SET EXERCISE: Images must not appear in your copy; reproduce every other part of the records exactly.

## START INPUT FOR THIS TASK

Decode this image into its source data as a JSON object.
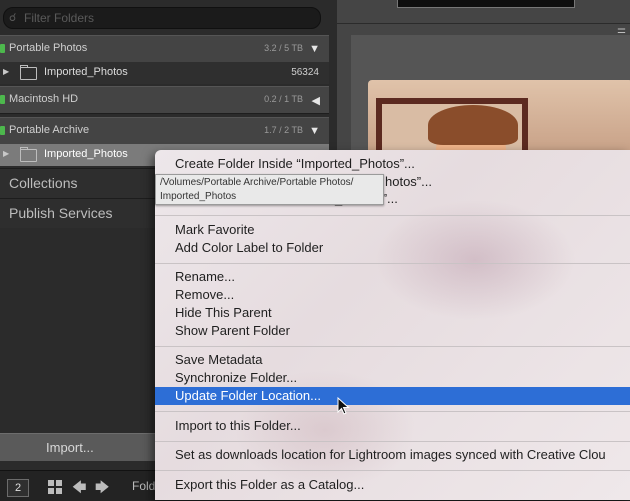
{
  "search": {
    "placeholder": "Filter Folders"
  },
  "volumes": [
    {
      "name": "Portable Photos",
      "size": "3.2 / 5 TB",
      "toggle": "▼",
      "led_color": "#4db84d"
    },
    {
      "name": "Macintosh HD",
      "size": "0.2 / 1 TB",
      "toggle": "◀",
      "led_color": "#4db84d"
    },
    {
      "name": "Portable Archive",
      "size": "1.7 / 2 TB",
      "toggle": "▼",
      "led_color": "#4db84d"
    }
  ],
  "folders": [
    {
      "name": "Imported_Photos",
      "count": "56324"
    },
    {
      "name": "Imported_Photos",
      "count": ""
    }
  ],
  "sections": {
    "collections": "Collections",
    "publish_services": "Publish Services"
  },
  "import_button": "Import...",
  "bottom_bar": {
    "page": "2",
    "folder_label": "Folde"
  },
  "tooltip": {
    "line1": "/Volumes/Portable Archive/Portable Photos/",
    "line2": "Imported_Photos"
  },
  "menu": {
    "groups": [
      [
        "Create Folder Inside “Imported_Photos”...",
        "Create Folder Inside “Imported_Photos”...",
        "Create Folder Inside “Imported_Photos”..."
      ],
      [
        "Mark Favorite",
        "Add Color Label to Folder"
      ],
      [
        "Rename...",
        "Remove...",
        "Hide This Parent",
        "Show Parent Folder"
      ],
      [
        "Save Metadata",
        "Synchronize Folder...",
        "Update Folder Location..."
      ],
      [
        "Import to this Folder..."
      ],
      [
        "Set as downloads location for Lightroom images synced with Creative Clou"
      ],
      [
        "Export this Folder as a Catalog..."
      ]
    ],
    "highlighted": "Update Folder Location...",
    "highlight_color": "#2d6ed6"
  },
  "menu_items": {
    "create_folder": "Create Folder Inside “Imported_Photos”...",
    "create_folder_2": "hotos”...",
    "create_folder_3": "_Photos”...",
    "mark_favorite": "Mark Favorite",
    "add_color_label": "Add Color Label to Folder",
    "rename": "Rename...",
    "remove": "Remove...",
    "hide_parent": "Hide This Parent",
    "show_parent": "Show Parent Folder",
    "save_metadata": "Save Metadata",
    "synchronize": "Synchronize Folder...",
    "update_location": "Update Folder Location...",
    "import_to_folder": "Import to this Folder...",
    "set_downloads": "Set as downloads location for Lightroom images synced with Creative Clou",
    "export_catalog": "Export this Folder as a Catalog..."
  }
}
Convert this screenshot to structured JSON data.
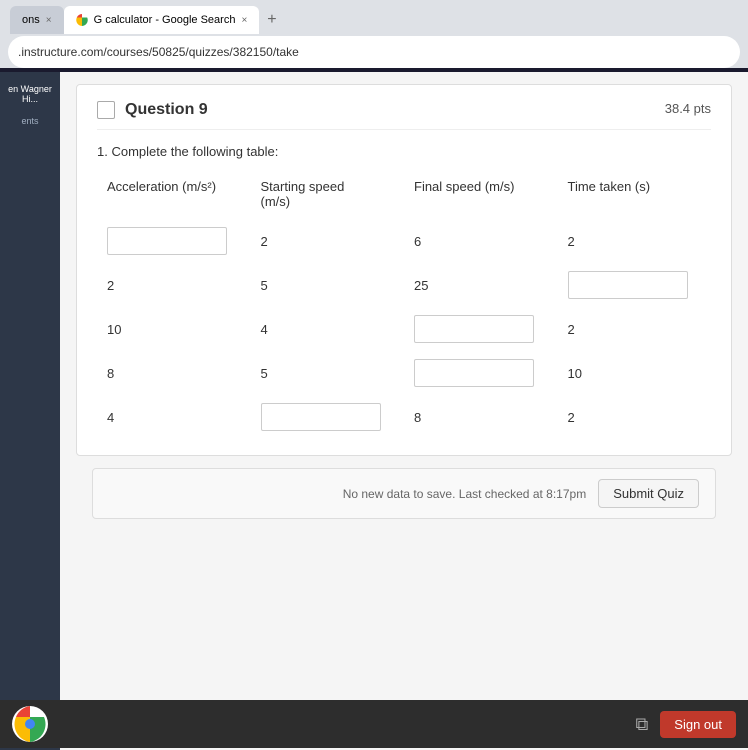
{
  "browser": {
    "tabs": [
      {
        "label": "ons",
        "active": false,
        "id": "tab-1"
      },
      {
        "label": "G  calculator - Google Search",
        "active": true,
        "id": "tab-2"
      }
    ],
    "new_tab_label": "+",
    "address": ".instructure.com/courses/50825/quizzes/382150/take"
  },
  "sidebar": {
    "items": [
      {
        "label": "en Wagner Hi...",
        "active": true
      },
      {
        "label": "ents",
        "active": false
      }
    ]
  },
  "question": {
    "title": "Question 9",
    "pts": "38.4 pts",
    "instruction": "1. Complete the following table:",
    "table": {
      "headers": [
        "Acceleration (m/s²)",
        "Starting speed\n(m/s)",
        "Final speed (m/s)",
        "Time taken (s)"
      ],
      "rows": [
        {
          "acceleration": "",
          "starting_speed": "2",
          "final_speed": "6",
          "time_taken": "2",
          "acc_input": true,
          "ss_input": false,
          "fs_input": false,
          "tt_input": false
        },
        {
          "acceleration": "2",
          "starting_speed": "5",
          "final_speed": "25",
          "time_taken": "",
          "acc_input": false,
          "ss_input": false,
          "fs_input": false,
          "tt_input": true
        },
        {
          "acceleration": "10",
          "starting_speed": "4",
          "final_speed": "",
          "time_taken": "2",
          "acc_input": false,
          "ss_input": false,
          "fs_input": true,
          "tt_input": false
        },
        {
          "acceleration": "8",
          "starting_speed": "5",
          "final_speed": "",
          "time_taken": "10",
          "acc_input": false,
          "ss_input": false,
          "fs_input": true,
          "tt_input": false
        },
        {
          "acceleration": "4",
          "starting_speed": "",
          "final_speed": "8",
          "time_taken": "2",
          "acc_input": false,
          "ss_input": true,
          "fs_input": false,
          "tt_input": false
        }
      ]
    }
  },
  "bottom_bar": {
    "status": "No new data to save. Last checked at 8:17pm",
    "submit_label": "Submit Quiz"
  },
  "taskbar": {
    "sign_out_label": "Sign out"
  }
}
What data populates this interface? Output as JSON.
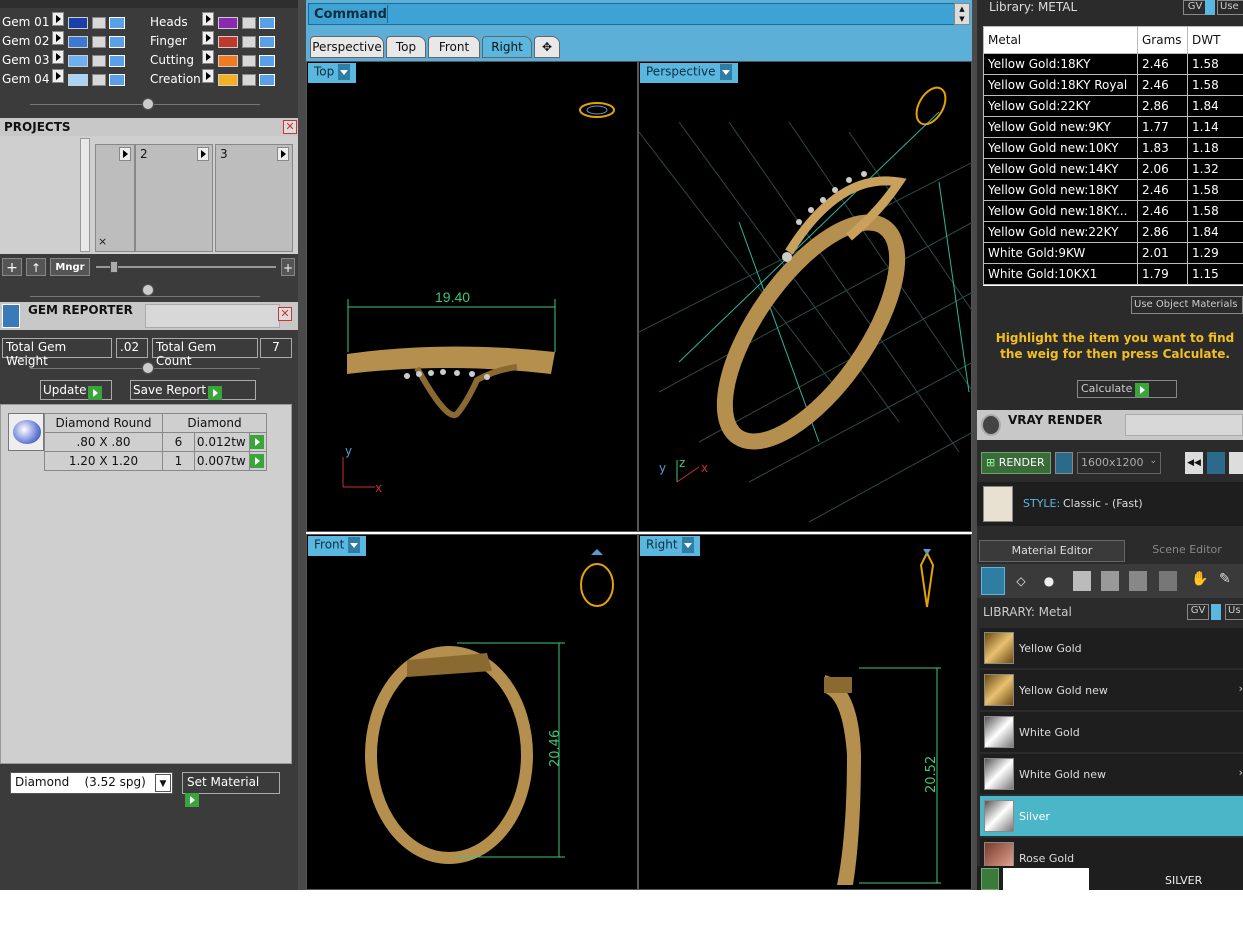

## END INPUT FOR THIS TASK

SOLUTION TO THE PROBLEM:
Decode this image into its source data as a JSON object.
{
  "search": {
    "placeholder": "Filter Folders"
  },
  "volumes": [
    {
      "name": "Portable Photos",
      "size": "3.2 / 5 TB",
      "toggle": "▼",
      "led_color": "#4db84d"
    },
    {
      "name": "Macintosh HD",
      "size": "0.2 / 1 TB",
      "toggle": "◀",
      "led_color": "#4db84d"
    },
    {
      "name": "Portable Archive",
      "size": "1.7 / 2 TB",
      "toggle": "▼",
      "led_color": "#4db84d"
    }
  ],
  "folders": [
    {
      "name": "Imported_Photos",
      "count": "56324"
    },
    {
      "name": "Imported_Photos",
      "count": ""
    }
  ],
  "sections": {
    "collections": "Collections",
    "publish_services": "Publish Services"
  },
  "import_button": "Import...",
  "bottom_bar": {
    "page": "2",
    "folder_label": "Folde"
  },
  "tooltip": {
    "line1": "/Volumes/Portable Archive/Portable Photos/",
    "line2": "Imported_Photos"
  },
  "menu": {
    "groups": [
      [
        "Create Folder Inside “Imported_Photos”...",
        "Create Folder Inside “Imported_Photos”...",
        "Create Folder Inside “Imported_Photos”..."
      ],
      [
        "Mark Favorite",
        "Add Color Label to Folder"
      ],
      [
        "Rename...",
        "Remove...",
        "Hide This Parent",
        "Show Parent Folder"
      ],
      [
        "Save Metadata",
        "Synchronize Folder...",
        "Update Folder Location..."
      ],
      [
        "Import to this Folder..."
      ],
      [
        "Set as downloads location for Lightroom images synced with Creative Clou"
      ],
      [
        "Export this Folder as a Catalog..."
      ]
    ],
    "highlighted": "Update Folder Location...",
    "highlight_color": "#2d6ed6"
  },
  "menu_items": {
    "create_folder": "Create Folder Inside “Imported_Photos”...",
    "create_folder_2": "hotos”...",
    "create_folder_3": "_Photos”...",
    "mark_favorite": "Mark Favorite",
    "add_color_label": "Add Color Label to Folder",
    "rename": "Rename...",
    "remove": "Remove...",
    "hide_parent": "Hide This Parent",
    "show_parent": "Show Parent Folder",
    "save_metadata": "Save Metadata",
    "synchronize": "Synchronize Folder...",
    "update_location": "Update Folder Location...",
    "import_to_folder": "Import to this Folder...",
    "set_downloads": "Set as downloads location for Lightroom images synced with Creative Clou",
    "export_catalog": "Export this Folder as a Catalog..."
  }
}
Convert this screenshot to structured JSON data.
{
  "browser": {
    "tabs": [
      {
        "label": "ons",
        "active": false,
        "id": "tab-1"
      },
      {
        "label": "G  calculator - Google Search",
        "active": true,
        "id": "tab-2"
      }
    ],
    "new_tab_label": "+",
    "address": ".instructure.com/courses/50825/quizzes/382150/take"
  },
  "sidebar": {
    "items": [
      {
        "label": "en Wagner Hi...",
        "active": true
      },
      {
        "label": "ents",
        "active": false
      }
    ]
  },
  "question": {
    "title": "Question 9",
    "pts": "38.4 pts",
    "instruction": "1. Complete the following table:",
    "table": {
      "headers": [
        "Acceleration (m/s²)",
        "Starting speed\n(m/s)",
        "Final speed (m/s)",
        "Time taken (s)"
      ],
      "rows": [
        {
          "acceleration": "",
          "starting_speed": "2",
          "final_speed": "6",
          "time_taken": "2",
          "acc_input": true,
          "ss_input": false,
          "fs_input": false,
          "tt_input": false
        },
        {
          "acceleration": "2",
          "starting_speed": "5",
          "final_speed": "25",
          "time_taken": "",
          "acc_input": false,
          "ss_input": false,
          "fs_input": false,
          "tt_input": true
        },
        {
          "acceleration": "10",
          "starting_speed": "4",
          "final_speed": "",
          "time_taken": "2",
          "acc_input": false,
          "ss_input": false,
          "fs_input": true,
          "tt_input": false
        },
        {
          "acceleration": "8",
          "starting_speed": "5",
          "final_speed": "",
          "time_taken": "10",
          "acc_input": false,
          "ss_input": false,
          "fs_input": true,
          "tt_input": false
        },
        {
          "acceleration": "4",
          "starting_speed": "",
          "final_speed": "8",
          "time_taken": "2",
          "acc_input": false,
          "ss_input": true,
          "fs_input": false,
          "tt_input": false
        }
      ]
    }
  },
  "bottom_bar": {
    "status": "No new data to save. Last checked at 8:17pm",
    "submit_label": "Submit Quiz"
  },
  "taskbar": {
    "sign_out_label": "Sign out"
  }
}
What data populates this interface? Output as JSON.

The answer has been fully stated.